- YOUR TASK -
Rewrite the data from its start through the line containing "508, 289, 511]", substituting "bounding boxes" for "bboxes" and leaving everything else unchanged.

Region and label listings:

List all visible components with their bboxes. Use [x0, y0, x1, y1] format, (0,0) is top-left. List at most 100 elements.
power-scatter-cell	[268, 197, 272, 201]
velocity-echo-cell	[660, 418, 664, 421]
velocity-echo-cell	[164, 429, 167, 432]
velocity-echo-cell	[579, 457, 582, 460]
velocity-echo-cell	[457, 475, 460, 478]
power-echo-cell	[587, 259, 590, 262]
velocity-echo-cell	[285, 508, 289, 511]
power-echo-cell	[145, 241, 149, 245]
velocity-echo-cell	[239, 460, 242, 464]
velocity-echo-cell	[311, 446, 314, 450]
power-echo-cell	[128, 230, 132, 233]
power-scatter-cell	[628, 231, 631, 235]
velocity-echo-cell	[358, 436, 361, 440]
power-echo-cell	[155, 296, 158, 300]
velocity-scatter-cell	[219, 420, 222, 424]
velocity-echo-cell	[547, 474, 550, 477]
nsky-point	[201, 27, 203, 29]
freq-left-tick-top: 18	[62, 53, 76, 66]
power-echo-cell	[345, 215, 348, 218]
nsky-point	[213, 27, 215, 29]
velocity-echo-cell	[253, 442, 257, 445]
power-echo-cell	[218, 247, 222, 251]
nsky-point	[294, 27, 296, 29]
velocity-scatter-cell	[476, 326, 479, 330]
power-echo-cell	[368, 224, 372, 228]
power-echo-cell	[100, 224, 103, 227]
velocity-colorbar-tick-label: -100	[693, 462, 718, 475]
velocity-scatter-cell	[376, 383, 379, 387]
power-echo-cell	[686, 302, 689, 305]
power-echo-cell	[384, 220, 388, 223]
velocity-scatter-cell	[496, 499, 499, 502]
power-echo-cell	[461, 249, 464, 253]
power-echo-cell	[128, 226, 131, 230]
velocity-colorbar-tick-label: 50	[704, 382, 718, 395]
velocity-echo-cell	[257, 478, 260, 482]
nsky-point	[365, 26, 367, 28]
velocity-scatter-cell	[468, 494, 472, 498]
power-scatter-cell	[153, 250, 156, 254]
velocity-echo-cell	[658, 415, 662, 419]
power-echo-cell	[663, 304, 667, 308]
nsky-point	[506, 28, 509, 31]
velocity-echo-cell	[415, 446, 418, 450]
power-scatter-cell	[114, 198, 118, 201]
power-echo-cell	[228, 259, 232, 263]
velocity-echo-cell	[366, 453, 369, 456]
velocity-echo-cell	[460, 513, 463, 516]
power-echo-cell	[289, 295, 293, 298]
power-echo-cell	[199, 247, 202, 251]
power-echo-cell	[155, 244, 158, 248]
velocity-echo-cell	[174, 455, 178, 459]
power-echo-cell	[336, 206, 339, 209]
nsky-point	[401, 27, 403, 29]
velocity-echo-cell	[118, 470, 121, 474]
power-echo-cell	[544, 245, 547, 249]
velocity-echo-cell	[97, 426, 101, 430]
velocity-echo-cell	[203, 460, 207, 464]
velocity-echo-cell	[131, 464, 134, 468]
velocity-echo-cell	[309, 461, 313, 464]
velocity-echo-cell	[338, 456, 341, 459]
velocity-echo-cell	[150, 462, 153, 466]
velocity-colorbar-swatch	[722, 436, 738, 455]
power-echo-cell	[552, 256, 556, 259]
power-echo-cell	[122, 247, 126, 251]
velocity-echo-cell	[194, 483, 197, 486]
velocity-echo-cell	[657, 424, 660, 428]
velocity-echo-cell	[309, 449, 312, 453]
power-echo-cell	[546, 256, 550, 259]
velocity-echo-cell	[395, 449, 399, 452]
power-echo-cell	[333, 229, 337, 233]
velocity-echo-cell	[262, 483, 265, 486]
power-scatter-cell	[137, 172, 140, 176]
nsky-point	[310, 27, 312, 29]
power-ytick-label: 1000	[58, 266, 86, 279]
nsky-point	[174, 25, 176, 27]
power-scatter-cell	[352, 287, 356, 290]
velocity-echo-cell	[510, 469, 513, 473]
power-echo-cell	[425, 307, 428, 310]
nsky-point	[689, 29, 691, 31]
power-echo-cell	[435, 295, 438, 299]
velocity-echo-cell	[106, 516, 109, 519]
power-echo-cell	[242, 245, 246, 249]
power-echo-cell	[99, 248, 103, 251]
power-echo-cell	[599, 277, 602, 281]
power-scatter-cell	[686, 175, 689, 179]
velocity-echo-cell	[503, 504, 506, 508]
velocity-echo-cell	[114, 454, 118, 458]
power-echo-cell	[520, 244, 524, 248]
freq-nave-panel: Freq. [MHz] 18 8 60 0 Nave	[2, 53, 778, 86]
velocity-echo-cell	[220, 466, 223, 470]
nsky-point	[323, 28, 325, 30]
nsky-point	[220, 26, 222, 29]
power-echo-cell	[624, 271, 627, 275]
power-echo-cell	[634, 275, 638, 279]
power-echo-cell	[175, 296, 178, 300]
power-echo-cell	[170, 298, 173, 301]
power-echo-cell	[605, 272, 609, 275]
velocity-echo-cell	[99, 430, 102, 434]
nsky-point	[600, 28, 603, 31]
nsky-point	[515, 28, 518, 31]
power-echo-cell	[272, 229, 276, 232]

- SOLUTION FOR THIS TASK -
List all visible components with their bounding boxes. Use [x0, y0, x1, y1] format, (0,0) is top-left. List at most 100 elements.
power-scatter-cell	[268, 197, 272, 201]
velocity-echo-cell	[660, 418, 664, 421]
velocity-echo-cell	[164, 429, 167, 432]
velocity-echo-cell	[579, 457, 582, 460]
velocity-echo-cell	[457, 475, 460, 478]
power-echo-cell	[587, 259, 590, 262]
velocity-echo-cell	[285, 508, 289, 511]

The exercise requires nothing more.